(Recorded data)
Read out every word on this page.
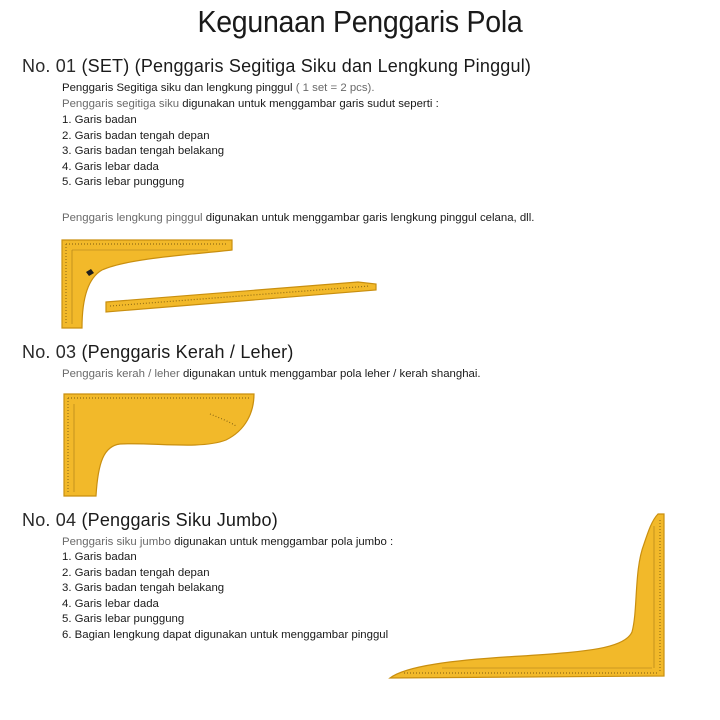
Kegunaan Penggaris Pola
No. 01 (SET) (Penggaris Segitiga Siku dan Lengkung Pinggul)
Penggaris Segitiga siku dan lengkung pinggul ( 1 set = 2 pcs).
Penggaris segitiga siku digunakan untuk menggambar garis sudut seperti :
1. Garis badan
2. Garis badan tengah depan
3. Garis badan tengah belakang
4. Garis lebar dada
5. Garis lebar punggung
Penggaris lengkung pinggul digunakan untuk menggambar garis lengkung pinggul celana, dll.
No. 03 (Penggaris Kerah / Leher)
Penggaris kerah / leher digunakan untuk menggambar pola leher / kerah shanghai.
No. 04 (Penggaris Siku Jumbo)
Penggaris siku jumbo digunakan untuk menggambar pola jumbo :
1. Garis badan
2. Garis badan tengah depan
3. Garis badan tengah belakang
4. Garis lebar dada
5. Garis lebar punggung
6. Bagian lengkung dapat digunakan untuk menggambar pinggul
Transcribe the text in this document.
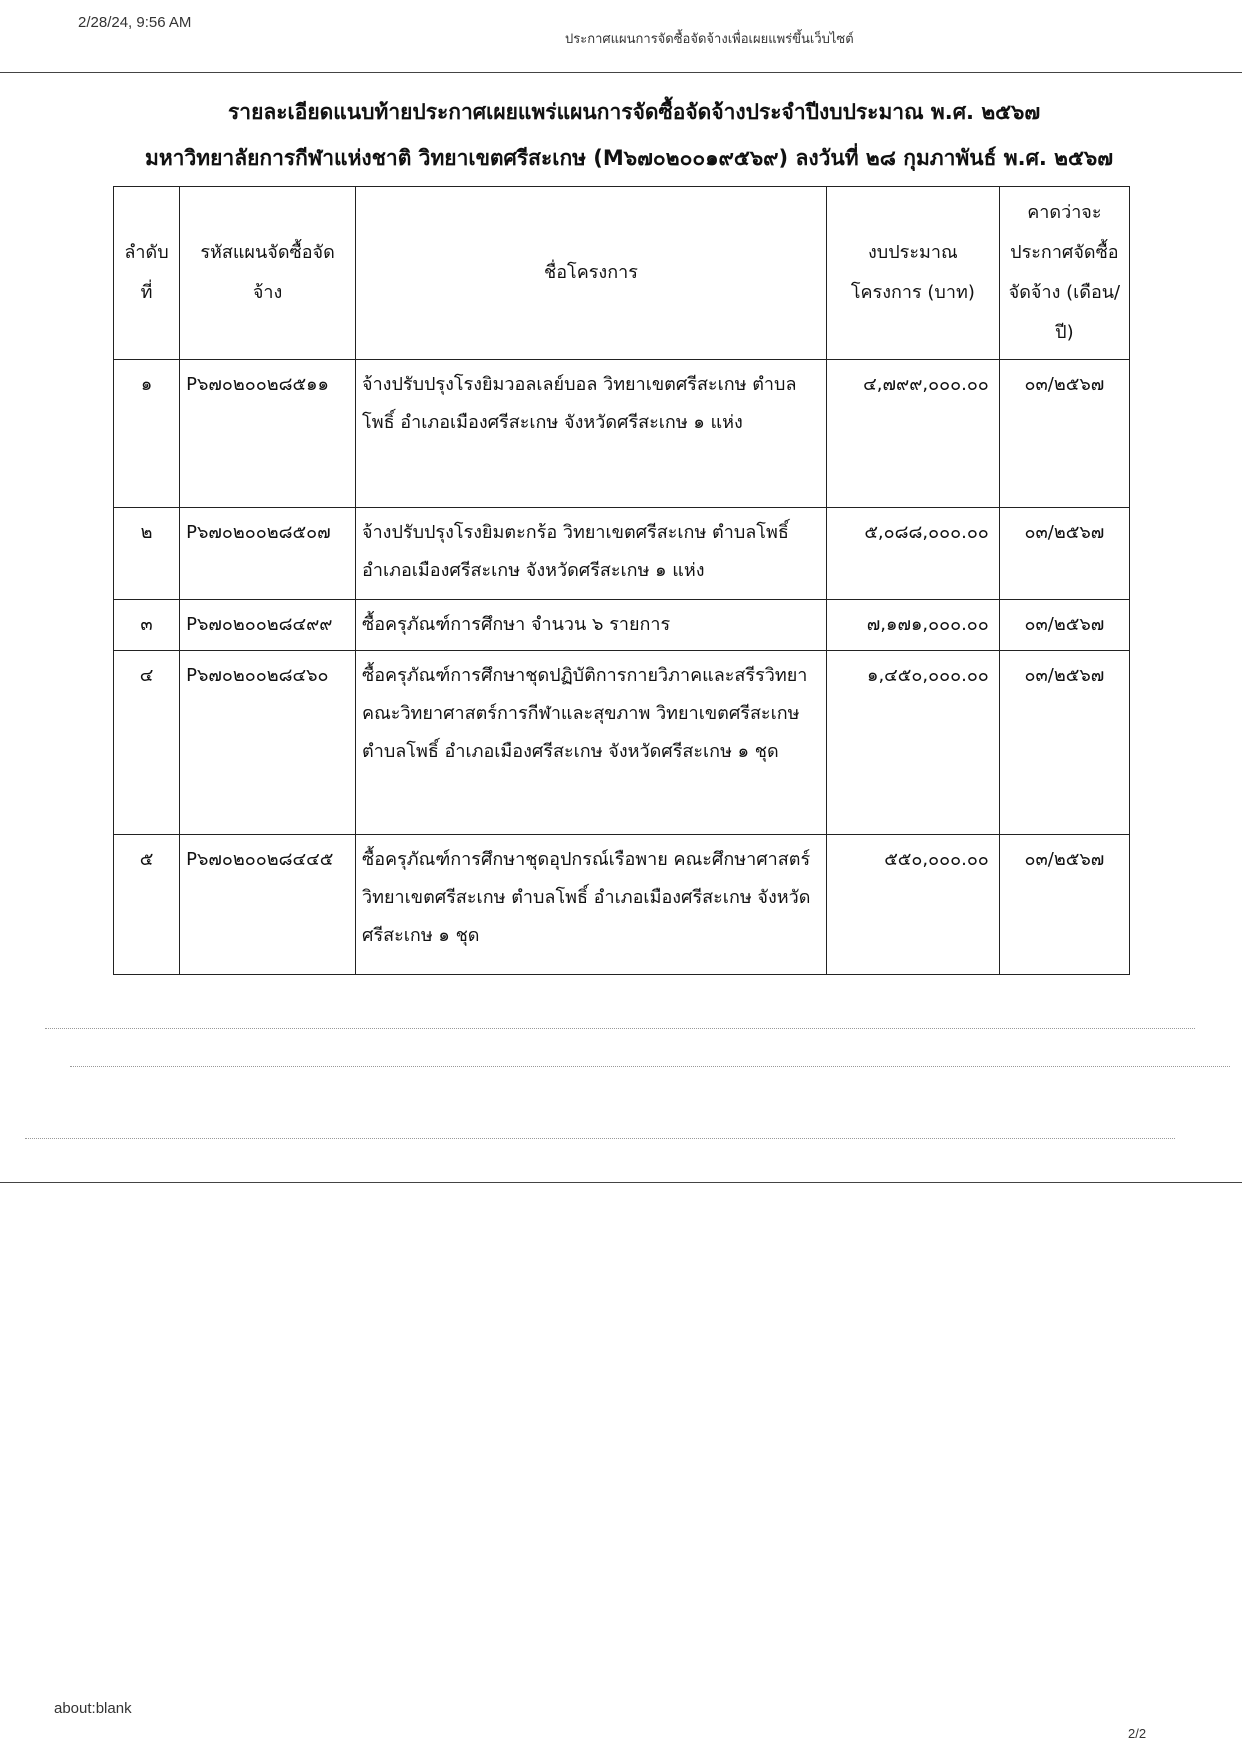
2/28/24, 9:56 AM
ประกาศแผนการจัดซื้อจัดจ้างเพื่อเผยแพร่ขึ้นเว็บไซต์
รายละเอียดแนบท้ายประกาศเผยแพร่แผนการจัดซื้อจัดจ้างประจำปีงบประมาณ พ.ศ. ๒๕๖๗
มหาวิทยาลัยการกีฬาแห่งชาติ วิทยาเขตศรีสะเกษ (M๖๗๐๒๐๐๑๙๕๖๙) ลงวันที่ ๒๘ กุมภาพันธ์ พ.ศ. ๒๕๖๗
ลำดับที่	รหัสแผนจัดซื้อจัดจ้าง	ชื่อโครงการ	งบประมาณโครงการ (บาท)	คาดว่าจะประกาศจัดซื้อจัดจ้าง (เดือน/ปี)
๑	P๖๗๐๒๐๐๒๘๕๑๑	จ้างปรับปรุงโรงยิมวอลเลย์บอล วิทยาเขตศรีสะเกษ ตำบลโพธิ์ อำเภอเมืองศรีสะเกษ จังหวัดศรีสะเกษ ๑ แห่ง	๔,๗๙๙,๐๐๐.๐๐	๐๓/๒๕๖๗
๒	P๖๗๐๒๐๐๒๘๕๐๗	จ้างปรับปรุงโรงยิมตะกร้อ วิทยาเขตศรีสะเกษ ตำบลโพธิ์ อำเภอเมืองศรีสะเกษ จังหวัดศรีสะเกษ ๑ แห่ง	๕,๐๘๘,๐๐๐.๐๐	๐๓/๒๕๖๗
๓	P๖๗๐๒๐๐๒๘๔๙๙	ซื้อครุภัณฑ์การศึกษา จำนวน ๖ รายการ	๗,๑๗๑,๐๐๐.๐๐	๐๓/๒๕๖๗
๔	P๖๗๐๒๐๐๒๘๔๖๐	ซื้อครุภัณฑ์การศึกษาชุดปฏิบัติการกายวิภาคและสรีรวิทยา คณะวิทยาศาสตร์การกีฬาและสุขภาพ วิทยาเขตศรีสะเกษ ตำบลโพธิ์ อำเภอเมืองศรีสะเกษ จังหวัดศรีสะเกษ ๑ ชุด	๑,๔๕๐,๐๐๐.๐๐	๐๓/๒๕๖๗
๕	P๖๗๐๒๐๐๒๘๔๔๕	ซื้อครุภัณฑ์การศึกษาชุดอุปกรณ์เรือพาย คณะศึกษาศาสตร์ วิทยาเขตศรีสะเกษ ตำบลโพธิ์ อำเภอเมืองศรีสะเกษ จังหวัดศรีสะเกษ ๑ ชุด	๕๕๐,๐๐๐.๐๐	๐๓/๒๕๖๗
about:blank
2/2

#### [Requirement]
What is the number of lines in the records above that include the word "digunakan"? Reply with that number and nothing more.

#### [Answer to this exercise]
5